──────── Source data
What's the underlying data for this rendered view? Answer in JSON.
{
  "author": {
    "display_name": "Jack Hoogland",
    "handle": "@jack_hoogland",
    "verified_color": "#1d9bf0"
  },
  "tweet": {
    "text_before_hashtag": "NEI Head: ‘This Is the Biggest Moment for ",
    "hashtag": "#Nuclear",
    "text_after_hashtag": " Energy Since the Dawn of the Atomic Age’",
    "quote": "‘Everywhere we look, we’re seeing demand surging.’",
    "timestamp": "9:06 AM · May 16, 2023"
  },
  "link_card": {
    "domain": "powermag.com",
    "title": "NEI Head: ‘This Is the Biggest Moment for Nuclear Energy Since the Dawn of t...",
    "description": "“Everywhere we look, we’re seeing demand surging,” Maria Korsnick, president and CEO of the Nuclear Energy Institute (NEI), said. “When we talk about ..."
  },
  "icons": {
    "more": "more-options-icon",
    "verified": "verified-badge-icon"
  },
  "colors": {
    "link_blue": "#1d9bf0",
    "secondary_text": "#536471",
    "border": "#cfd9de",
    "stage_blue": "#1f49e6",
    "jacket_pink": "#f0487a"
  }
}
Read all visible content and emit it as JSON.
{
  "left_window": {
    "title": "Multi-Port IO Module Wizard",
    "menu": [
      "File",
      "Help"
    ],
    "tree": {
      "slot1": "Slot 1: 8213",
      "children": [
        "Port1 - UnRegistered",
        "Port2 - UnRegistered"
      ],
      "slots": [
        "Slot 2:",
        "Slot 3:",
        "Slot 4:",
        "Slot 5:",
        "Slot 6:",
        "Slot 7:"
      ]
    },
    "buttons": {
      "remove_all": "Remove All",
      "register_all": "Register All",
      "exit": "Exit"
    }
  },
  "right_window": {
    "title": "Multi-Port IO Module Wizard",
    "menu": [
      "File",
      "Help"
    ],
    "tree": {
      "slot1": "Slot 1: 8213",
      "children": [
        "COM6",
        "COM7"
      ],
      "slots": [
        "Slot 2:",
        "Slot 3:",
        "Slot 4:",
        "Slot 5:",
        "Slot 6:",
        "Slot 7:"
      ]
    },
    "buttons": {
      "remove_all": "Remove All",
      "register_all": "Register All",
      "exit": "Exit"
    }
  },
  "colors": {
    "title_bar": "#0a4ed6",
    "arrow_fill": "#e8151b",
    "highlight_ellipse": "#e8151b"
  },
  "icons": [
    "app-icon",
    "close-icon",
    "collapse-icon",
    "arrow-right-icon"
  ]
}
────────────────
• Short problem
All of the data above should be transcribed exactly.

• Response to the task
What's the underlying data for this rendered view? Answer in JSON.
{
  "author": {
    "display_name": "Jack Hoogland",
    "handle": "@jack_hoogland",
    "verified_color": "#1d9bf0"
  },
  "tweet": {
    "text_before_hashtag": "NEI Head: ‘This Is the Biggest Moment for ",
    "hashtag": "#Nuclear",
    "text_after_hashtag": " Energy Since the Dawn of the Atomic Age’",
    "quote": "‘Everywhere we look, we’re seeing demand surging.’",
    "timestamp": "9:06 AM · May 16, 2023"
  },
  "link_card": {
    "domain": "powermag.com",
    "title": "NEI Head: ‘This Is the Biggest Moment for Nuclear Energy Since the Dawn of t...",
    "description": "“Everywhere we look, we’re seeing demand surging,” Maria Korsnick, president and CEO of the Nuclear Energy Institute (NEI), said. “When we talk about ..."
  },
  "icons": {
    "more": "more-options-icon",
    "verified": "verified-badge-icon"
  },
  "colors": {
    "link_blue": "#1d9bf0",
    "secondary_text": "#536471",
    "border": "#cfd9de",
    "stage_blue": "#1f49e6",
    "jacket_pink": "#f0487a"
  }
}
Read all visible content and emit it as JSON.
{
  "left_window": {
    "title": "Multi-Port IO Module Wizard",
    "menu": [
      "File",
      "Help"
    ],
    "tree": {
      "slot1": "Slot 1: 8213",
      "children": [
        "Port1 - UnRegistered",
        "Port2 - UnRegistered"
      ],
      "slots": [
        "Slot 2:",
        "Slot 3:",
        "Slot 4:",
        "Slot 5:",
        "Slot 6:",
        "Slot 7:"
      ]
    },
    "buttons": {
      "remove_all": "Remove All",
      "register_all": "Register All",
      "exit": "Exit"
    }
  },
  "right_window": {
    "title": "Multi-Port IO Module Wizard",
    "menu": [
      "File",
      "Help"
    ],
    "tree": {
      "slot1": "Slot 1: 8213",
      "children": [
        "COM6",
        "COM7"
      ],
      "slots": [
        "Slot 2:",
        "Slot 3:",
        "Slot 4:",
        "Slot 5:",
        "Slot 6:",
        "Slot 7:"
      ]
    },
    "buttons": {
      "remove_all": "Remove All",
      "register_all": "Register All",
      "exit": "Exit"
    }
  },
  "colors": {
    "title_bar": "#0a4ed6",
    "arrow_fill": "#e8151b",
    "highlight_ellipse": "#e8151b"
  },
  "icons": [
    "app-icon",
    "close-icon",
    "collapse-icon",
    "arrow-right-icon"
  ]
}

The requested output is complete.